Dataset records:
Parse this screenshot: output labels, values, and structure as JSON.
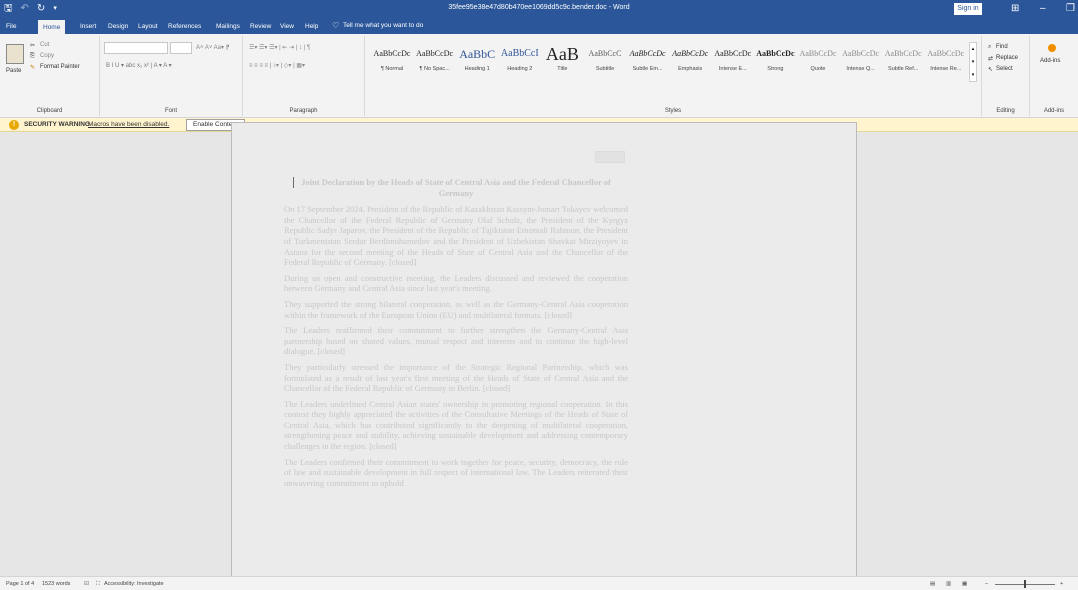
{
  "window": {
    "title": "35fee95e38e47d80b470ee1069dd5c9c.bender.doc - Word",
    "signin": "Sign in"
  },
  "quick_access": {
    "save_icon": "save-icon",
    "undo_icon": "undo-icon",
    "redo_icon": "redo-icon"
  },
  "tabs": [
    "File",
    "Home",
    "Insert",
    "Design",
    "Layout",
    "References",
    "Mailings",
    "Review",
    "View",
    "Help"
  ],
  "active_tab": "Home",
  "tellme": "Tell me what you want to do",
  "ribbon": {
    "clipboard": {
      "label": "Clipboard",
      "paste": "Paste",
      "cut": "Cut",
      "copy": "Copy",
      "format_painter": "Format Painter"
    },
    "font": {
      "label": "Font"
    },
    "paragraph": {
      "label": "Paragraph"
    },
    "styles": {
      "label": "Styles",
      "items": [
        {
          "sample": "AaBbCcDc",
          "name": "¶ Normal"
        },
        {
          "sample": "AaBbCcDc",
          "name": "¶ No Spac..."
        },
        {
          "sample": "AaBbC",
          "name": "Heading 1"
        },
        {
          "sample": "AaBbCcI",
          "name": "Heading 2"
        },
        {
          "sample": "AaB",
          "name": "Title"
        },
        {
          "sample": "AaBbCcC",
          "name": "Subtitle"
        },
        {
          "sample": "AaBbCcDc",
          "name": "Subtle Em..."
        },
        {
          "sample": "AaBbCcDc",
          "name": "Emphasis"
        },
        {
          "sample": "AaBbCcDc",
          "name": "Intense E..."
        },
        {
          "sample": "AaBbCcDc",
          "name": "Strong"
        },
        {
          "sample": "AaBbCcDc",
          "name": "Quote"
        },
        {
          "sample": "AaBbCcDc",
          "name": "Intense Q..."
        },
        {
          "sample": "AaBbCcDc",
          "name": "Subtle Ref..."
        },
        {
          "sample": "AaBbCcDc",
          "name": "Intense Re..."
        }
      ]
    },
    "editing": {
      "label": "Editing",
      "find": "Find",
      "replace": "Replace",
      "select": "Select"
    },
    "addins": {
      "label": "Add-ins",
      "button": "Add-ins"
    }
  },
  "security": {
    "title": "SECURITY WARNING",
    "message": "Macros have been disabled.",
    "button": "Enable Content"
  },
  "document": {
    "title": "Joint Declaration by the Heads of State of Central Asia and the Federal Chancellor of Germany",
    "paragraphs": [
      "On 17 September 2024, President of the Republic of Kazakhstan Kassym-Jomart Tokayev welcomed the Chancellor of the Federal Republic of Germany Olaf Scholz, the President of the Kyrgyz Republic Sadyr Japarov, the President of the Republic of Tajikistan Emomali Rahmon, the President of Turkmenistan Serdar Berdimuhamedov and the President of Uzbekistan Shavkat Mirziyoyev in Astana for the second meeting of the Heads of State of Central Asia and the Chancellor of the Federal Republic of Germany. [closed]",
      "During an open and constructive meeting, the Leaders discussed and reviewed the cooperation between Germany and Central Asia since last year's meeting.",
      "They supported the strong bilateral cooperation, as well as the Germany-Central Asia cooperation within the framework of the European Union (EU) and multilateral formats. [closed]",
      "The Leaders reaffirmed their commitment to further strengthen the Germany-Central Asia partnership based on shared values, mutual respect and interests and to continue the high-level dialogue. [closed]",
      "They particularly stressed the importance of the Strategic Regional Partnership, which was formulated as a result of last year's first meeting of the Heads of State of Central Asia and the Chancellor of the Federal Republic of Germany in Berlin. [closed]",
      "The Leaders underlined Central Asian states' ownership in promoting regional cooperation. In this context they highly appreciated the activities of the Consultative Meetings of the Heads of State of Central Asia, which has contributed significantly to the deepening of multilateral cooperation, strengthening peace and stability, achieving sustainable development and addressing contemporary challenges in the region. [closed]",
      "The Leaders confirmed their commitment to work together for peace, security, democracy, the rule of law and sustainable development in full respect of international law. The Leaders reiterated their unwavering commitment to uphold"
    ]
  },
  "status": {
    "page": "Page 1 of 4",
    "words": "1523 words",
    "accessibility": "Accessibility: Investigate"
  }
}
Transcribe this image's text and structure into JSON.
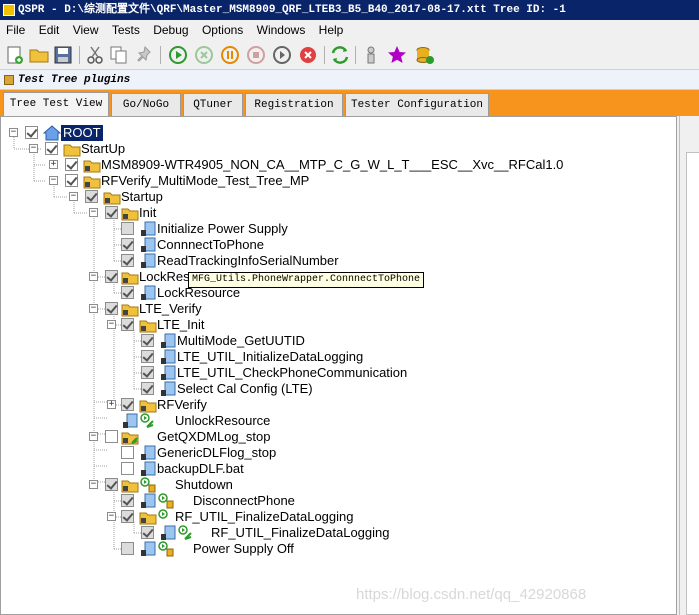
{
  "window": {
    "title": "QSPR - D:\\综测配置文件\\QRF\\Master_MSM8909_QRF_LTEB3_B5_B40_2017-08-17.xtt Tree ID: -1"
  },
  "menu": [
    "File",
    "Edit",
    "View",
    "Tests",
    "Debug",
    "Options",
    "Windows",
    "Help"
  ],
  "toolbar": [
    {
      "name": "new-file-icon"
    },
    {
      "name": "open-folder-icon"
    },
    {
      "name": "save-icon"
    },
    {
      "name": "cut-icon"
    },
    {
      "name": "copy-icon"
    },
    {
      "name": "pin-icon"
    },
    {
      "name": "run-icon"
    },
    {
      "name": "stop-circle-icon"
    },
    {
      "name": "pause-icon"
    },
    {
      "name": "stop-icon"
    },
    {
      "name": "step-icon"
    },
    {
      "name": "cancel-icon"
    },
    {
      "name": "refresh-icon"
    },
    {
      "name": "user-icon"
    },
    {
      "name": "star-icon"
    },
    {
      "name": "database-icon"
    }
  ],
  "plugin_bar": {
    "label": "Test Tree plugins"
  },
  "tabs": [
    "Tree Test View",
    "Go/NoGo",
    "QTuner",
    "Registration",
    "Tester Configuration"
  ],
  "tree": [
    {
      "label": "ROOT"
    },
    {
      "label": "StartUp"
    },
    {
      "label": "MSM8909-WTR4905_NON_CA__MTP_C_G_W_L_T___ESC__Xvc__RFCal1.0"
    },
    {
      "label": "RFVerify_MultiMode_Test_Tree_MP"
    },
    {
      "label": "Startup"
    },
    {
      "label": "Init"
    },
    {
      "label": "Initialize Power Supply"
    },
    {
      "label": "ConnnectToPhone"
    },
    {
      "label": "ReadTrackingInfoSerialNumber"
    },
    {
      "label": "LockRes"
    },
    {
      "label": "LockResource"
    },
    {
      "label": "LTE_Verify"
    },
    {
      "label": "LTE_Init"
    },
    {
      "label": "MultiMode_GetUUTID"
    },
    {
      "label": "LTE_UTIL_InitializeDataLogging"
    },
    {
      "label": "LTE_UTIL_CheckPhoneCommunication"
    },
    {
      "label": "Select Cal Config (LTE)"
    },
    {
      "label": "RFVerify"
    },
    {
      "label": "UnlockResource"
    },
    {
      "label": "GetQXDMLog_stop"
    },
    {
      "label": "GenericDLFlog_stop"
    },
    {
      "label": "backupDLF.bat"
    },
    {
      "label": "Shutdown"
    },
    {
      "label": "DisconnectPhone"
    },
    {
      "label": "RF_UTIL_FinalizeDataLogging"
    },
    {
      "label": "RF_UTIL_FinalizeDataLogging"
    },
    {
      "label": "Power Supply Off"
    }
  ],
  "tooltip": "MFG_Utils.PhoneWrapper.ConnnectToPhone",
  "watermark": "https://blog.csdn.net/qq_42920868"
}
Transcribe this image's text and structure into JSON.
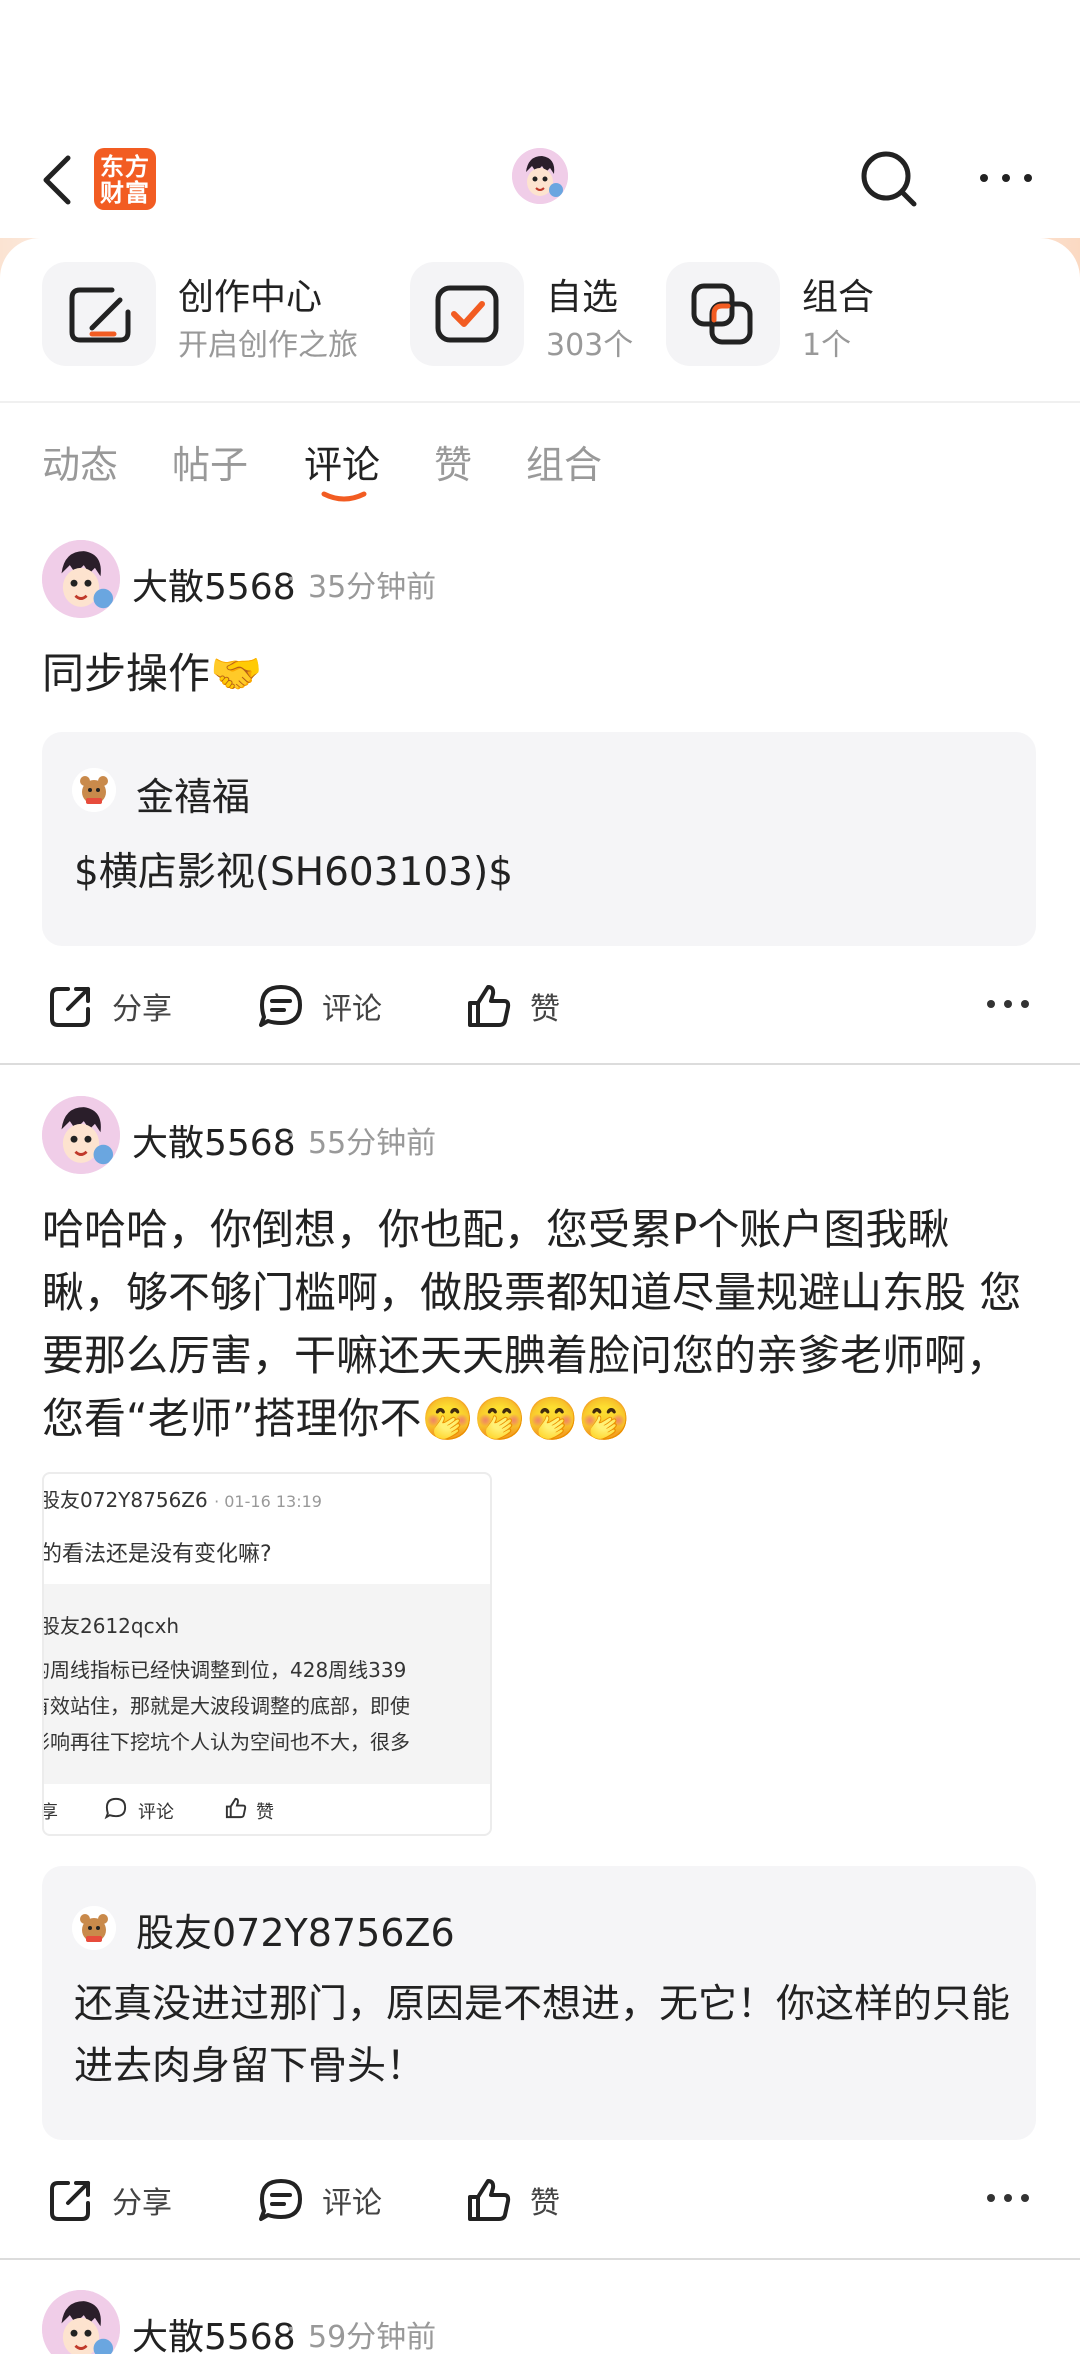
{
  "header": {
    "logo_line1": "东方",
    "logo_line2": "财富"
  },
  "shortcuts": [
    {
      "title": "创作中心",
      "subtitle": "开启创作之旅"
    },
    {
      "title": "自选",
      "subtitle": "303个"
    },
    {
      "title": "组合",
      "subtitle": "1个"
    }
  ],
  "tabs": [
    "动态",
    "帖子",
    "评论",
    "赞",
    "组合"
  ],
  "active_tab": "评论",
  "accent_color": "#f25c22",
  "posts": [
    {
      "author": "大散5568",
      "dot": "·",
      "time": "35分钟前",
      "content": "同步操作🤝",
      "quote": {
        "name": "金禧福",
        "text": "$横店影视(SH603103)$"
      }
    },
    {
      "author": "大散5568",
      "dot": "·",
      "time": "55分钟前",
      "content": "哈哈哈，你倒想，你也配，您受累P个账户图我瞅瞅，够不够门槛啊，做股票都知道尽量规避山东股  您要那么厉害，干嘛还天天腆着脸问您的亲爹老师啊，您看“老师”搭理你不🤭🤭🤭🤭",
      "image": {
        "user1": "股友072Y8756Z6",
        "meta": "· 01-16 13:19",
        "line1": "的看法还是没有变化嘛?",
        "user2": "股友2612qcxh",
        "line2": "的周线指标已经快调整到位，428周线339",
        "line3": "有效站住，那就是大波段调整的底部，即使",
        "line4": "影响再往下挖坑个人认为空间也不大，很多",
        "share": "享",
        "comment": "评论",
        "like": "赞"
      },
      "quote": {
        "name": "股友072Y8756Z6",
        "text": "还真没进过那门，原因是不想进，无它！你这样的只能进去肉身留下骨头！"
      }
    },
    {
      "author": "大散5568",
      "dot": "·",
      "time": "59分钟前"
    }
  ],
  "actions": {
    "share": "分享",
    "comment": "评论",
    "like": "赞"
  },
  "icons": [
    "back-icon",
    "search-icon",
    "more-icon",
    "pen-icon",
    "check-icon",
    "portfolio-icon",
    "share-icon",
    "comment-icon",
    "thumbs-up-icon"
  ]
}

*Job*. Search the preceding listing for the word "respect" and pull out every line that holds it.

*Answer in full*.
      "The Leaders reaffirmed their commitment to further strengthen the Germany-Central Asia partnership based on shared values, mutual respect and interests and to continue the high-level dialogue. [closed]",
      "The Leaders confirmed their commitment to work together for peace, security, democracy, the rule of law and sustainable development in full respect of international law. The Leaders reiterated their unwavering commitment to uphold"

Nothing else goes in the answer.